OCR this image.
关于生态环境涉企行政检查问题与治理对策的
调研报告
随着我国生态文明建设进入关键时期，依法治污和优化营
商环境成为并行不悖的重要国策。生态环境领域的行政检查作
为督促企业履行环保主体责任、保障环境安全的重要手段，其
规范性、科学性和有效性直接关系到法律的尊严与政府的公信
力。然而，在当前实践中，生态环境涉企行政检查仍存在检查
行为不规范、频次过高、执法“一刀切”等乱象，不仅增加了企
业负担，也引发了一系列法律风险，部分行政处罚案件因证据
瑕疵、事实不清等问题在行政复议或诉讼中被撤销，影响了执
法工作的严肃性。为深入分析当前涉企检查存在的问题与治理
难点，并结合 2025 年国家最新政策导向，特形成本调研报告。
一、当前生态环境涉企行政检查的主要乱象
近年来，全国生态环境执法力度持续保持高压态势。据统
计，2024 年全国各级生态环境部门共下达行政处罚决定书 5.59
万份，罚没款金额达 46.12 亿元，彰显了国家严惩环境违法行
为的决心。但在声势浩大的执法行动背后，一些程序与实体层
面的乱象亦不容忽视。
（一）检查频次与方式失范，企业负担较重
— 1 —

※

#### TASK TO COMPLETE:
Print the listing above in its entirety, with every line exact.

#### COMPLETED TASK:
OCR this image.
关于生态环境涉企行政检查问题与治理对策的
调研报告
随着我国生态文明建设进入关键时期，依法治污和优化营
商环境成为并行不悖的重要国策。生态环境领域的行政检查作
为督促企业履行环保主体责任、保障环境安全的重要手段，其
规范性、科学性和有效性直接关系到法律的尊严与政府的公信
力。然而，在当前实践中，生态环境涉企行政检查仍存在检查
行为不规范、频次过高、执法“一刀切”等乱象，不仅增加了企
业负担，也引发了一系列法律风险，部分行政处罚案件因证据
瑕疵、事实不清等问题在行政复议或诉讼中被撤销，影响了执
法工作的严肃性。为深入分析当前涉企检查存在的问题与治理
难点，并结合 2025 年国家最新政策导向，特形成本调研报告。
一、当前生态环境涉企行政检查的主要乱象
近年来，全国生态环境执法力度持续保持高压态势。据统
计，2024 年全国各级生态环境部门共下达行政处罚决定书 5.59
万份，罚没款金额达 46.12 亿元，彰显了国家严惩环境违法行
为的决心。但在声势浩大的执法行动背后，一些程序与实体层
面的乱象亦不容忽视。
（一）检查频次与方式失范，企业负担较重
— 1 —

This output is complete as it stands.